• **Written instruction**
Copy each line that contains the word "structured".

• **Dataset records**
--- start ---
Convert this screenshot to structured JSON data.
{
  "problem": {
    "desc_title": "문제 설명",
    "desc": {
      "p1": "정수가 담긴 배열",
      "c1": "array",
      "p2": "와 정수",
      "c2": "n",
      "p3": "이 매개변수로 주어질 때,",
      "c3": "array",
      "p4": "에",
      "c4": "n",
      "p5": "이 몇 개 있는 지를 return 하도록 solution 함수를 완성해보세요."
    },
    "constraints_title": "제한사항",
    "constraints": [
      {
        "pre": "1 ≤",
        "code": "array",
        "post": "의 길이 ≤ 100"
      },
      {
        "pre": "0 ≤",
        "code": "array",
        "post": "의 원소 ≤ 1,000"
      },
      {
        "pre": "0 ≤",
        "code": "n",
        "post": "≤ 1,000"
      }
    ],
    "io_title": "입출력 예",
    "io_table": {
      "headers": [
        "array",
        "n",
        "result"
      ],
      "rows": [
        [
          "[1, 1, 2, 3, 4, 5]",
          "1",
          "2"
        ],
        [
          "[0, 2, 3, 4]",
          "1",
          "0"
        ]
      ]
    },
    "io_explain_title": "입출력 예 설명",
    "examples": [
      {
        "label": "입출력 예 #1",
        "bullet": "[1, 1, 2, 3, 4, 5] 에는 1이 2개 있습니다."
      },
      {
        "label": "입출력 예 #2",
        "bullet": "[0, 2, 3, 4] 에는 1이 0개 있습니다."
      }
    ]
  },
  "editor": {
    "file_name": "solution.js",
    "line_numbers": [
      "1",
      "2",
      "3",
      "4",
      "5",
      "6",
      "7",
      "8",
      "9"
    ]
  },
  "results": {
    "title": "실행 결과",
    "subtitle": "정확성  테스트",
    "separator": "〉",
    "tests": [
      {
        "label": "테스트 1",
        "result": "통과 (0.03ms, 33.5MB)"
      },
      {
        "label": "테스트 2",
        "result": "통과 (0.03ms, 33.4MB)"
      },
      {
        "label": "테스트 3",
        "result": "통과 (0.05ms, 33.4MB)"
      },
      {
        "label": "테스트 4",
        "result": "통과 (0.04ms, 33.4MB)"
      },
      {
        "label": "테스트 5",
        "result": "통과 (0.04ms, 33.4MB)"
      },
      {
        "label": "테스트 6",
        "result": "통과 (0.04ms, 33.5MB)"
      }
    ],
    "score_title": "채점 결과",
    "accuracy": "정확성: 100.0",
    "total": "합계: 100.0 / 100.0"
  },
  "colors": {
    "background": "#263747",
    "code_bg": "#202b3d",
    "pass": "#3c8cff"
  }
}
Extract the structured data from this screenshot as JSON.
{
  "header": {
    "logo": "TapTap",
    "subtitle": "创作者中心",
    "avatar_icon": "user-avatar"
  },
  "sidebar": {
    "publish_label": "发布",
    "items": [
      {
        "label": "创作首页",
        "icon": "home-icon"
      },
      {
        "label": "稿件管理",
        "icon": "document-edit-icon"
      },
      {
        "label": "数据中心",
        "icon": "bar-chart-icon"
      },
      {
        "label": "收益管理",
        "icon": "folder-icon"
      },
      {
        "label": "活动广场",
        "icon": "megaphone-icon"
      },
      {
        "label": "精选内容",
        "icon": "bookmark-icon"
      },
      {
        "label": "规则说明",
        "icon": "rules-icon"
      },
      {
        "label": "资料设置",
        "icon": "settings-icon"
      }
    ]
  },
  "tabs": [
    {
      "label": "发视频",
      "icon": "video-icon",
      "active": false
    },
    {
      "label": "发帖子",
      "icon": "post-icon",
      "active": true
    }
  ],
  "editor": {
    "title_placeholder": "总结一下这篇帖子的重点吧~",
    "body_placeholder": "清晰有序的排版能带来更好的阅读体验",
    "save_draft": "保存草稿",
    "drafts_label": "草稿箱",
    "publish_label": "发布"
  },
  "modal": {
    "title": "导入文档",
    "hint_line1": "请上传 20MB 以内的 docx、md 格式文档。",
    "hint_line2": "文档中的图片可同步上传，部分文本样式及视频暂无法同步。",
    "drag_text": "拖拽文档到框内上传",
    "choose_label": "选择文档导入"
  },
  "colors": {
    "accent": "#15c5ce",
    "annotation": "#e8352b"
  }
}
--- end ---
• **Correct output**
Convert this screenshot to structured JSON data.
Extract the structured data from this screenshot as JSON.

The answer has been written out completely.